> [The exercise]:
Starting at the line that contains "Annotate this image: element" and ending at the line that contains "- point: [53, 153, 61, 161]", write out only those lines again with "legend-label" switched to "legend-text". Keep everything else the same, and leave the pictures out.

> [Material provided]:
============

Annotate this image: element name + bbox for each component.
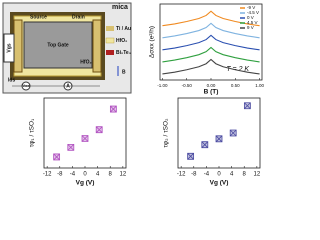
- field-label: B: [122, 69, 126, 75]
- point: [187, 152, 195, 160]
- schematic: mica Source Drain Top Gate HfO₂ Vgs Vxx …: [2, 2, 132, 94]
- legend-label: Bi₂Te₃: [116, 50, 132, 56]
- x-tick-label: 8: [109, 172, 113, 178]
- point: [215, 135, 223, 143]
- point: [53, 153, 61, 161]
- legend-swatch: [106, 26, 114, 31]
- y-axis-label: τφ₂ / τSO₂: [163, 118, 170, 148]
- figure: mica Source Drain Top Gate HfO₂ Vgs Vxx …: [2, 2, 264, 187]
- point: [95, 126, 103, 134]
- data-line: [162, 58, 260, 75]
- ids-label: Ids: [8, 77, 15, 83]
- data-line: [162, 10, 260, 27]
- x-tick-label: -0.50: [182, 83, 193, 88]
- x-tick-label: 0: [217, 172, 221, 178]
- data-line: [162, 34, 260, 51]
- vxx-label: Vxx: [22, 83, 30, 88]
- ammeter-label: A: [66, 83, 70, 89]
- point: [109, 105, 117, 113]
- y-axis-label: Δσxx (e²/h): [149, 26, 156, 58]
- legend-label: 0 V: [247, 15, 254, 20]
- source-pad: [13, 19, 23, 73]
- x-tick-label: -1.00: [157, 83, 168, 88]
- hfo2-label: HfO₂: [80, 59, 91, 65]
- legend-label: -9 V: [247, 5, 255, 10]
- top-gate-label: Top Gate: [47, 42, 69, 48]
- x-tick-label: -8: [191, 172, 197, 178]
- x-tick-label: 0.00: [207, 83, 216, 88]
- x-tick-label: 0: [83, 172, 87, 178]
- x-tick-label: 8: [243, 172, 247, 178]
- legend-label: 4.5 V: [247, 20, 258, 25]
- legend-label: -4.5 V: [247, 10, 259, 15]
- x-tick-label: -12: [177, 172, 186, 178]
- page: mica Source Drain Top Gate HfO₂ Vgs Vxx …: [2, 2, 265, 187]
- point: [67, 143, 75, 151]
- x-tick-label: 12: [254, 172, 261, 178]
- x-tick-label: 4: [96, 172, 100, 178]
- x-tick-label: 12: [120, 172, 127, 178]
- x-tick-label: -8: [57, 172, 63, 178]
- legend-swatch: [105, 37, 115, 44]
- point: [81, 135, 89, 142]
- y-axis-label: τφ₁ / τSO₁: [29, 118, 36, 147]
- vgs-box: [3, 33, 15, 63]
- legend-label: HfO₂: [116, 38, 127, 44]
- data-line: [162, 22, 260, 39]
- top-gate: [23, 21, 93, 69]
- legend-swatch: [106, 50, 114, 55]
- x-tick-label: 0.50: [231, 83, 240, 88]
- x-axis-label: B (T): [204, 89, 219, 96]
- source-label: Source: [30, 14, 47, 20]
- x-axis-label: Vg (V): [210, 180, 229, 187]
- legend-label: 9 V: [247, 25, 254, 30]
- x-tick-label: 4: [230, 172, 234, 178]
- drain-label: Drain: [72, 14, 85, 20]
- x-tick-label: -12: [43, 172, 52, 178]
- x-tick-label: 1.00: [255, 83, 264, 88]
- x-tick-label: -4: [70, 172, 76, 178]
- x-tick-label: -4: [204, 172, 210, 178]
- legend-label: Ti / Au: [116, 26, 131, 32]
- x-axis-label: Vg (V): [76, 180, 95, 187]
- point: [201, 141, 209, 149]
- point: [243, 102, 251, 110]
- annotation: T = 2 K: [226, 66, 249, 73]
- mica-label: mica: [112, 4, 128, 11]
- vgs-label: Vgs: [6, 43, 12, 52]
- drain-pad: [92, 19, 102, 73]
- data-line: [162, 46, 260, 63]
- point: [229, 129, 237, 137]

============

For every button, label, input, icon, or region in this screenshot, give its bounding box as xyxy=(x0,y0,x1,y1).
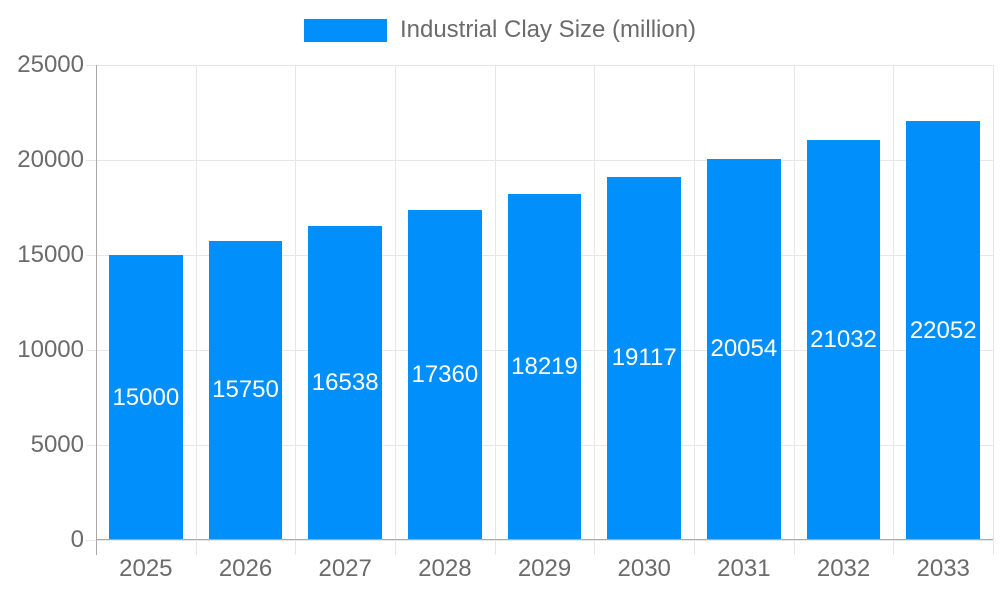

============

> [Answer]:
Annotate this image: element name + bbox for each component.
- field-label: B: [122, 69, 126, 75]
- point: [187, 152, 195, 160]
- schematic: mica Source Drain Top Gate HfO₂ Vgs Vxx …: [2, 2, 132, 94]
- legend-text: Bi₂Te₃: [116, 50, 132, 56]
- x-tick-label: 8: [109, 172, 113, 178]
- point: [215, 135, 223, 143]
- point: [53, 153, 61, 161]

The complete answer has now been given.